Provided material:
>>>>>
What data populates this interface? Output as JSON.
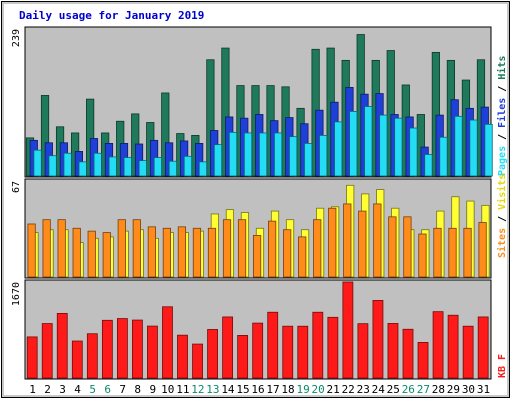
{
  "chart_data": {
    "title": "Daily usage for January 2019",
    "type": "bar",
    "days": [
      "1",
      "2",
      "3",
      "4",
      "5",
      "6",
      "7",
      "8",
      "9",
      "10",
      "11",
      "12",
      "13",
      "14",
      "15",
      "16",
      "17",
      "18",
      "19",
      "20",
      "21",
      "22",
      "23",
      "24",
      "25",
      "26",
      "27",
      "28",
      "29",
      "30",
      "31"
    ],
    "weekend_days": [
      "5",
      "6",
      "12",
      "13",
      "19",
      "20",
      "26",
      "27"
    ],
    "colors": {
      "hits": "#1f7a5c",
      "files": "#1f3fd9",
      "pages": "#22ddf5",
      "visits": "#ffff33",
      "sites": "#ff8c1a",
      "kbf": "#ff1a1a",
      "weekend_label": "#0a8a6a",
      "weekday_label": "#000000",
      "title": "#0000cc",
      "plot_bg": "#c0c0c0"
    },
    "panel_top": {
      "max_label": "239",
      "ymax": 239,
      "right_labels": {
        "pages": "Pages",
        "files": "Files",
        "hits": "Hits",
        "sep": " / "
      },
      "series": [
        {
          "name": "Hits",
          "key": "hits",
          "values": [
            62,
            131,
            80,
            70,
            125,
            70,
            89,
            101,
            87,
            135,
            69,
            66,
            189,
            208,
            147,
            147,
            147,
            145,
            110,
            206,
            208,
            188,
            230,
            188,
            204,
            148,
            100,
            201,
            188,
            156,
            189
          ]
        },
        {
          "name": "Files",
          "key": "files",
          "values": [
            58,
            54,
            54,
            40,
            61,
            53,
            53,
            52,
            58,
            54,
            57,
            53,
            74,
            96,
            94,
            100,
            90,
            95,
            85,
            107,
            120,
            144,
            133,
            134,
            100,
            96,
            47,
            99,
            124,
            110,
            112
          ]
        },
        {
          "name": "Pages",
          "key": "pages",
          "values": [
            42,
            33,
            37,
            23,
            37,
            31,
            30,
            25,
            30,
            24,
            32,
            23,
            51,
            71,
            70,
            70,
            70,
            64,
            53,
            66,
            88,
            105,
            113,
            99,
            94,
            78,
            35,
            63,
            97,
            91,
            84
          ]
        }
      ]
    },
    "panel_mid": {
      "max_label": "67",
      "ymax": 67,
      "right_labels": {
        "sites": "Sites",
        "visits": "Visits",
        "sep": " / "
      },
      "series": [
        {
          "name": "Visits",
          "key": "visits",
          "values": [
            31,
            33,
            33,
            24,
            27,
            28,
            32,
            33,
            27,
            31,
            31,
            32,
            44,
            47,
            45,
            34,
            46,
            40,
            33,
            48,
            49,
            64,
            58,
            61,
            48,
            33,
            33,
            46,
            56,
            53,
            50
          ]
        },
        {
          "name": "Sites",
          "key": "sites",
          "values": [
            37,
            40,
            40,
            34,
            32,
            31,
            40,
            40,
            35,
            34,
            35,
            34,
            34,
            40,
            40,
            29,
            39,
            33,
            28,
            40,
            48,
            51,
            46,
            51,
            42,
            42,
            30,
            34,
            34,
            34,
            38
          ]
        }
      ]
    },
    "panel_bot": {
      "max_label": "1670",
      "ymax": 1670,
      "right_labels": {
        "kbf": "KB F"
      },
      "series": [
        {
          "name": "KB F",
          "key": "kbf",
          "values": [
            715,
            947,
            1124,
            643,
            770,
            1004,
            1034,
            1008,
            903,
            1239,
            745,
            590,
            844,
            1062,
            741,
            955,
            1144,
            901,
            901,
            1144,
            1056,
            1670,
            945,
            1350,
            949,
            848,
            619,
            1154,
            1092,
            901,
            1062
          ]
        }
      ]
    }
  }
}
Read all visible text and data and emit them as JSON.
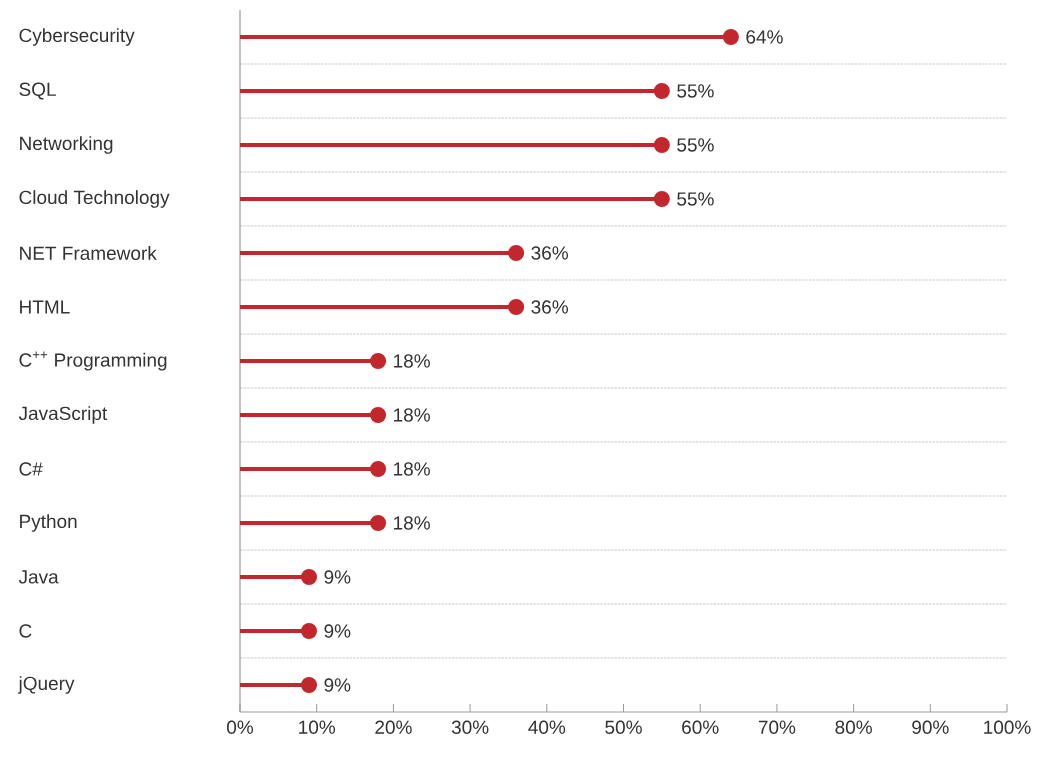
<<<<<
What this task involves:
Using the material above, return every line exactly as it appears, minus the pictures.

The output:
What data populates this interface? Output as JSON.
{
  "chart_data": {
    "title": "Daily usage for January 2019",
    "type": "bar",
    "days": [
      "1",
      "2",
      "3",
      "4",
      "5",
      "6",
      "7",
      "8",
      "9",
      "10",
      "11",
      "12",
      "13",
      "14",
      "15",
      "16",
      "17",
      "18",
      "19",
      "20",
      "21",
      "22",
      "23",
      "24",
      "25",
      "26",
      "27",
      "28",
      "29",
      "30",
      "31"
    ],
    "weekend_days": [
      "5",
      "6",
      "12",
      "13",
      "19",
      "20",
      "26",
      "27"
    ],
    "colors": {
      "hits": "#1f7a5c",
      "files": "#1f3fd9",
      "pages": "#22ddf5",
      "visits": "#ffff33",
      "sites": "#ff8c1a",
      "kbf": "#ff1a1a",
      "weekend_label": "#0a8a6a",
      "weekday_label": "#000000",
      "title": "#0000cc",
      "plot_bg": "#c0c0c0"
    },
    "panel_top": {
      "max_label": "239",
      "ymax": 239,
      "right_labels": {
        "pages": "Pages",
        "files": "Files",
        "hits": "Hits",
        "sep": " / "
      },
      "series": [
        {
          "name": "Hits",
          "key": "hits",
          "values": [
            62,
            131,
            80,
            70,
            125,
            70,
            89,
            101,
            87,
            135,
            69,
            66,
            189,
            208,
            147,
            147,
            147,
            145,
            110,
            206,
            208,
            188,
            230,
            188,
            204,
            148,
            100,
            201,
            188,
            156,
            189
          ]
        },
        {
          "name": "Files",
          "key": "files",
          "values": [
            58,
            54,
            54,
            40,
            61,
            53,
            53,
            52,
            58,
            54,
            57,
            53,
            74,
            96,
            94,
            100,
            90,
            95,
            85,
            107,
            120,
            144,
            133,
            134,
            100,
            96,
            47,
            99,
            124,
            110,
            112
          ]
        },
        {
          "name": "Pages",
          "key": "pages",
          "values": [
            42,
            33,
            37,
            23,
            37,
            31,
            30,
            25,
            30,
            24,
            32,
            23,
            51,
            71,
            70,
            70,
            70,
            64,
            53,
            66,
            88,
            105,
            113,
            99,
            94,
            78,
            35,
            63,
            97,
            91,
            84
          ]
        }
      ]
    },
    "panel_mid": {
      "max_label": "67",
      "ymax": 67,
      "right_labels": {
        "sites": "Sites",
        "visits": "Visits",
        "sep": " / "
      },
      "series": [
        {
          "name": "Visits",
          "key": "visits",
          "values": [
            31,
            33,
            33,
            24,
            27,
            28,
            32,
            33,
            27,
            31,
            31,
            32,
            44,
            47,
            45,
            34,
            46,
            40,
            33,
            48,
            49,
            64,
            58,
            61,
            48,
            33,
            33,
            46,
            56,
            53,
            50
          ]
        },
        {
          "name": "Sites",
          "key": "sites",
          "values": [
            37,
            40,
            40,
            34,
            32,
            31,
            40,
            40,
            35,
            34,
            35,
            34,
            34,
            40,
            40,
            29,
            39,
            33,
            28,
            40,
            48,
            51,
            46,
            51,
            42,
            42,
            30,
            34,
            34,
            34,
            38
          ]
        }
      ]
    },
    "panel_bot": {
      "max_label": "1670",
      "ymax": 1670,
      "right_labels": {
        "kbf": "KB F"
      },
      "series": [
        {
          "name": "KB F",
          "key": "kbf",
          "values": [
            715,
            947,
            1124,
            643,
            770,
            1004,
            1034,
            1008,
            903,
            1239,
            745,
            590,
            844,
            1062,
            741,
            955,
            1144,
            901,
            901,
            1144,
            1056,
            1670,
            945,
            1350,
            949,
            848,
            619,
            1154,
            1092,
            901,
            1062
          ]
        }
      ]
    }
  }
}
Read all visible text and data and emit them as JSON.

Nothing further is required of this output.